Written instruction = Retype each record shown below, leaving every character as it is.

Material for this exercise =
▼

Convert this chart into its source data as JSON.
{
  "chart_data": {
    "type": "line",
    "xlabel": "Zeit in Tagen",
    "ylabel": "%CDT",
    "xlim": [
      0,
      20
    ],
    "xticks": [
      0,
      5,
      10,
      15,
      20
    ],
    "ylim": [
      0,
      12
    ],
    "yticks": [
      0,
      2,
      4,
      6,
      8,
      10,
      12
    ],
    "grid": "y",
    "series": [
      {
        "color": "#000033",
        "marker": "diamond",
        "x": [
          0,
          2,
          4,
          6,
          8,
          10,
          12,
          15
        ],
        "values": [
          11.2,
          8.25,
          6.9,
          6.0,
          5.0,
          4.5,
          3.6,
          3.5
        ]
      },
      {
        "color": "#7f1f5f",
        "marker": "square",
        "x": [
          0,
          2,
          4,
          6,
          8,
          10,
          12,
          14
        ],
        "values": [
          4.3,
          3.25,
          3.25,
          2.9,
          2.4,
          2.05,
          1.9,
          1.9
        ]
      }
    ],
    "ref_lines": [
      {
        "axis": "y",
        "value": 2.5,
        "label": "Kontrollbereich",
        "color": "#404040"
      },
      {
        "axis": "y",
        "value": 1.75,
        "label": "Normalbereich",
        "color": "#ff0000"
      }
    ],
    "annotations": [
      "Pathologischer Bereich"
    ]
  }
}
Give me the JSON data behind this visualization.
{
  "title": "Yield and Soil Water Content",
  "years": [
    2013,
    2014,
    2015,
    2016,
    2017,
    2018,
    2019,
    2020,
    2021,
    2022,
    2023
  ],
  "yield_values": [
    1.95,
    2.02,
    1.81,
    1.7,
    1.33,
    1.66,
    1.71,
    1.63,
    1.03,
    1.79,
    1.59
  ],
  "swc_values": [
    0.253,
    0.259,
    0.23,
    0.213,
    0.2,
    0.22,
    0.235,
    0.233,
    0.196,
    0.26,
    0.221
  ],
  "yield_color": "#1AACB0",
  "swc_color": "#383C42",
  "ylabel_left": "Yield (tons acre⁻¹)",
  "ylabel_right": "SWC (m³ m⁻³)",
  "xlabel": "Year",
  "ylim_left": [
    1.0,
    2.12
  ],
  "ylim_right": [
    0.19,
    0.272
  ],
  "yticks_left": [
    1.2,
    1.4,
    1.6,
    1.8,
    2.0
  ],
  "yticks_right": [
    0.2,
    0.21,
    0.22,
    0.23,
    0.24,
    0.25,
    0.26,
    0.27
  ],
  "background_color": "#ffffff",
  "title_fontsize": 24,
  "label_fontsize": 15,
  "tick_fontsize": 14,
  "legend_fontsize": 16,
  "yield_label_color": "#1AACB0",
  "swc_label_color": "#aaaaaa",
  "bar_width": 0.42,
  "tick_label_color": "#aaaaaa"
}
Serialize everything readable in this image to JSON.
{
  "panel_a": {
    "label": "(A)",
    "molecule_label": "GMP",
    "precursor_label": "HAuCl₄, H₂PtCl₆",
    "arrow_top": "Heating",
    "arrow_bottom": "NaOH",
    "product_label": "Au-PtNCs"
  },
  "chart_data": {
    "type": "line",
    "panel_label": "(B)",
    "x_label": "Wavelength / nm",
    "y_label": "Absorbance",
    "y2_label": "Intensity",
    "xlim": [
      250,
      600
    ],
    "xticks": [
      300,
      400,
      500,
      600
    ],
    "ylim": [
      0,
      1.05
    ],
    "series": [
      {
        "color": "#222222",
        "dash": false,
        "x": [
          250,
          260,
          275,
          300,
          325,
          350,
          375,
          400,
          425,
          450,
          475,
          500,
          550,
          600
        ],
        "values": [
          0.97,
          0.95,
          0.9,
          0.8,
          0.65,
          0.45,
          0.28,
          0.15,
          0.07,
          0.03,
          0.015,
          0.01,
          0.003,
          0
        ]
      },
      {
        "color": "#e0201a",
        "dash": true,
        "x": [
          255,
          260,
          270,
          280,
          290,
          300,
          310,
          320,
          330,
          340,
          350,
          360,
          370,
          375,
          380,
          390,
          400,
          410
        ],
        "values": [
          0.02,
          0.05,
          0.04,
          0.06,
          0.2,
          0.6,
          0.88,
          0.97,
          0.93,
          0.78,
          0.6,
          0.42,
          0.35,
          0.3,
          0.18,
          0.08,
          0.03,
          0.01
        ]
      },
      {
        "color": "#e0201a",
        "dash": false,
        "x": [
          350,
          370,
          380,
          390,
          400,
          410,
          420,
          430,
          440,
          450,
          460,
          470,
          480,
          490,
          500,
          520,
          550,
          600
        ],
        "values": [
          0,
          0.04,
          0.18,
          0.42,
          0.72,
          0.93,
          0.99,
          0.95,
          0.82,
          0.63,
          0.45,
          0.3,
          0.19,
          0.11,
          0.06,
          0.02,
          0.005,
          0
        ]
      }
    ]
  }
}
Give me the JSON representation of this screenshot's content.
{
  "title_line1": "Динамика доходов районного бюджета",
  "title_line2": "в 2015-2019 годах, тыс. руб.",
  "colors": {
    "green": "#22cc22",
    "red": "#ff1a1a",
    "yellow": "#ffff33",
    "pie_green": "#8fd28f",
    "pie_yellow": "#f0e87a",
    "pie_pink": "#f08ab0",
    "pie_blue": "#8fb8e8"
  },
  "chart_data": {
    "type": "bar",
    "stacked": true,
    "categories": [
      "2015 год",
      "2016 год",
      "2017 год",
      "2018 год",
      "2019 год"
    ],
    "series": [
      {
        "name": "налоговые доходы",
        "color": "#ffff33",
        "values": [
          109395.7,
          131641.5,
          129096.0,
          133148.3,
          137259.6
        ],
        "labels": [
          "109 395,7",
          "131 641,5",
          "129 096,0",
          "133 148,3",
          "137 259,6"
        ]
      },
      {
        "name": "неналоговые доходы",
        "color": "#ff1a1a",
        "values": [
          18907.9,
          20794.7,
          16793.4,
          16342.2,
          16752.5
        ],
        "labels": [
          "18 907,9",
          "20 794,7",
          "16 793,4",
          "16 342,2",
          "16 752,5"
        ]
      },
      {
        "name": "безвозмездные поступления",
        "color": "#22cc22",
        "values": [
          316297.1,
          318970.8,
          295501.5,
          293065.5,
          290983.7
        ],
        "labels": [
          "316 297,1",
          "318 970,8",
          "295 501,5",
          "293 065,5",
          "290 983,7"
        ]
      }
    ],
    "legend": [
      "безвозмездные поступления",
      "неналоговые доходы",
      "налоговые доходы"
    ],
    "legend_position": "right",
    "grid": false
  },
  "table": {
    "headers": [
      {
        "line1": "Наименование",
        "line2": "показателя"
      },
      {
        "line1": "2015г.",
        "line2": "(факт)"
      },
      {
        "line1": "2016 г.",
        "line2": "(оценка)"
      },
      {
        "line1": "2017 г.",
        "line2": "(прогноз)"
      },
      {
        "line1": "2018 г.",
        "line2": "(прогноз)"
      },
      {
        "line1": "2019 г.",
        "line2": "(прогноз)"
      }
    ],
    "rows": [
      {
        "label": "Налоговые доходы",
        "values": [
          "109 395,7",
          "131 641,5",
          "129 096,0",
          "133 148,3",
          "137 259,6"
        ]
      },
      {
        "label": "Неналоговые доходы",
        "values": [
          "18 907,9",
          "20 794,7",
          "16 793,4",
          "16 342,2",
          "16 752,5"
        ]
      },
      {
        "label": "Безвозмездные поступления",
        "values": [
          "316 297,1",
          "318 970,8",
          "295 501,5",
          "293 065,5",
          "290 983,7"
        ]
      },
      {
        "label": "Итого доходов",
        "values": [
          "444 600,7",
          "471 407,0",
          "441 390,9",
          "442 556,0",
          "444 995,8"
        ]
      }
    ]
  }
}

▲

The answer =
Convert this chart into its source data as JSON.
{
  "chart_data": {
    "type": "line",
    "xlabel": "Zeit in Tagen",
    "ylabel": "%CDT",
    "xlim": [
      0,
      20
    ],
    "xticks": [
      0,
      5,
      10,
      15,
      20
    ],
    "ylim": [
      0,
      12
    ],
    "yticks": [
      0,
      2,
      4,
      6,
      8,
      10,
      12
    ],
    "grid": "y",
    "series": [
      {
        "color": "#000033",
        "marker": "diamond",
        "x": [
          0,
          2,
          4,
          6,
          8,
          10,
          12,
          15
        ],
        "values": [
          11.2,
          8.25,
          6.9,
          6.0,
          5.0,
          4.5,
          3.6,
          3.5
        ]
      },
      {
        "color": "#7f1f5f",
        "marker": "square",
        "x": [
          0,
          2,
          4,
          6,
          8,
          10,
          12,
          14
        ],
        "values": [
          4.3,
          3.25,
          3.25,
          2.9,
          2.4,
          2.05,
          1.9,
          1.9
        ]
      }
    ],
    "ref_lines": [
      {
        "axis": "y",
        "value": 2.5,
        "label": "Kontrollbereich",
        "color": "#404040"
      },
      {
        "axis": "y",
        "value": 1.75,
        "label": "Normalbereich",
        "color": "#ff0000"
      }
    ],
    "annotations": [
      "Pathologischer Bereich"
    ]
  }
}
Give me the JSON data behind this visualization.
{
  "title": "Yield and Soil Water Content",
  "years": [
    2013,
    2014,
    2015,
    2016,
    2017,
    2018,
    2019,
    2020,
    2021,
    2022,
    2023
  ],
  "yield_values": [
    1.95,
    2.02,
    1.81,
    1.7,
    1.33,
    1.66,
    1.71,
    1.63,
    1.03,
    1.79,
    1.59
  ],
  "swc_values": [
    0.253,
    0.259,
    0.23,
    0.213,
    0.2,
    0.22,
    0.235,
    0.233,
    0.196,
    0.26,
    0.221
  ],
  "yield_color": "#1AACB0",
  "swc_color": "#383C42",
  "ylabel_left": "Yield (tons acre⁻¹)",
  "ylabel_right": "SWC (m³ m⁻³)",
  "xlabel": "Year",
  "ylim_left": [
    1.0,
    2.12
  ],
  "ylim_right": [
    0.19,
    0.272
  ],
  "yticks_left": [
    1.2,
    1.4,
    1.6,
    1.8,
    2.0
  ],
  "yticks_right": [
    0.2,
    0.21,
    0.22,
    0.23,
    0.24,
    0.25,
    0.26,
    0.27
  ],
  "background_color": "#ffffff",
  "title_fontsize": 24,
  "label_fontsize": 15,
  "tick_fontsize": 14,
  "legend_fontsize": 16,
  "yield_label_color": "#1AACB0",
  "swc_label_color": "#aaaaaa",
  "bar_width": 0.42,
  "tick_label_color": "#aaaaaa"
}
Serialize everything readable in this image to JSON.
{
  "panel_a": {
    "label": "(A)",
    "molecule_label": "GMP",
    "precursor_label": "HAuCl₄, H₂PtCl₆",
    "arrow_top": "Heating",
    "arrow_bottom": "NaOH",
    "product_label": "Au-PtNCs"
  },
  "chart_data": {
    "type": "line",
    "panel_label": "(B)",
    "x_label": "Wavelength / nm",
    "y_label": "Absorbance",
    "y2_label": "Intensity",
    "xlim": [
      250,
      600
    ],
    "xticks": [
      300,
      400,
      500,
      600
    ],
    "ylim": [
      0,
      1.05
    ],
    "series": [
      {
        "color": "#222222",
        "dash": false,
        "x": [
          250,
          260,
          275,
          300,
          325,
          350,
          375,
          400,
          425,
          450,
          475,
          500,
          550,
          600
        ],
        "values": [
          0.97,
          0.95,
          0.9,
          0.8,
          0.65,
          0.45,
          0.28,
          0.15,
          0.07,
          0.03,
          0.015,
          0.01,
          0.003,
          0
        ]
      },
      {
        "color": "#e0201a",
        "dash": true,
        "x": [
          255,
          260,
          270,
          280,
          290,
          300,
          310,
          320,
          330,
          340,
          350,
          360,
          370,
          375,
          380,
          390,
          400,
          410
        ],
        "values": [
          0.02,
          0.05,
          0.04,
          0.06,
          0.2,
          0.6,
          0.88,
          0.97,
          0.93,
          0.78,
          0.6,
          0.42,
          0.35,
          0.3,
          0.18,
          0.08,
          0.03,
          0.01
        ]
      },
      {
        "color": "#e0201a",
        "dash": false,
        "x": [
          350,
          370,
          380,
          390,
          400,
          410,
          420,
          430,
          440,
          450,
          460,
          470,
          480,
          490,
          500,
          520,
          550,
          600
        ],
        "values": [
          0,
          0.04,
          0.18,
          0.42,
          0.72,
          0.93,
          0.99,
          0.95,
          0.82,
          0.63,
          0.45,
          0.3,
          0.19,
          0.11,
          0.06,
          0.02,
          0.005,
          0
        ]
      }
    ]
  }
}
Give me the JSON representation of this screenshot's content.
{
  "title_line1": "Динамика доходов районного бюджета",
  "title_line2": "в 2015-2019 годах, тыс. руб.",
  "colors": {
    "green": "#22cc22",
    "red": "#ff1a1a",
    "yellow": "#ffff33",
    "pie_green": "#8fd28f",
    "pie_yellow": "#f0e87a",
    "pie_pink": "#f08ab0",
    "pie_blue": "#8fb8e8"
  },
  "chart_data": {
    "type": "bar",
    "stacked": true,
    "categories": [
      "2015 год",
      "2016 год",
      "2017 год",
      "2018 год",
      "2019 год"
    ],
    "series": [
      {
        "name": "налоговые доходы",
        "color": "#ffff33",
        "values": [
          109395.7,
          131641.5,
          129096.0,
          133148.3,
          137259.6
        ],
        "labels": [
          "109 395,7",
          "131 641,5",
          "129 096,0",
          "133 148,3",
          "137 259,6"
        ]
      },
      {
        "name": "неналоговые доходы",
        "color": "#ff1a1a",
        "values": [
          18907.9,
          20794.7,
          16793.4,
          16342.2,
          16752.5
        ],
        "labels": [
          "18 907,9",
          "20 794,7",
          "16 793,4",
          "16 342,2",
          "16 752,5"
        ]
      },
      {
        "name": "безвозмездные поступления",
        "color": "#22cc22",
        "values": [
          316297.1,
          318970.8,
          295501.5,
          293065.5,
          290983.7
        ],
        "labels": [
          "316 297,1",
          "318 970,8",
          "295 501,5",
          "293 065,5",
          "290 983,7"
        ]
      }
    ],
    "legend": [
      "безвозмездные поступления",
      "неналоговые доходы",
      "налоговые доходы"
    ],
    "legend_position": "right",
    "grid": false
  },
  "table": {
    "headers": [
      {
        "line1": "Наименование",
        "line2": "показателя"
      },
      {
        "line1": "2015г.",
        "line2": "(факт)"
      },
      {
        "line1": "2016 г.",
        "line2": "(оценка)"
      },
      {
        "line1": "2017 г.",
        "line2": "(прогноз)"
      },
      {
        "line1": "2018 г.",
        "line2": "(прогноз)"
      },
      {
        "line1": "2019 г.",
        "line2": "(прогноз)"
      }
    ],
    "rows": [
      {
        "label": "Налоговые доходы",
        "values": [
          "109 395,7",
          "131 641,5",
          "129 096,0",
          "133 148,3",
          "137 259,6"
        ]
      },
      {
        "label": "Неналоговые доходы",
        "values": [
          "18 907,9",
          "20 794,7",
          "16 793,4",
          "16 342,2",
          "16 752,5"
        ]
      },
      {
        "label": "Безвозмездные поступления",
        "values": [
          "316 297,1",
          "318 970,8",
          "295 501,5",
          "293 065,5",
          "290 983,7"
        ]
      },
      {
        "label": "Итого доходов",
        "values": [
          "444 600,7",
          "471 407,0",
          "441 390,9",
          "442 556,0",
          "444 995,8"
        ]
      }
    ]
  }
}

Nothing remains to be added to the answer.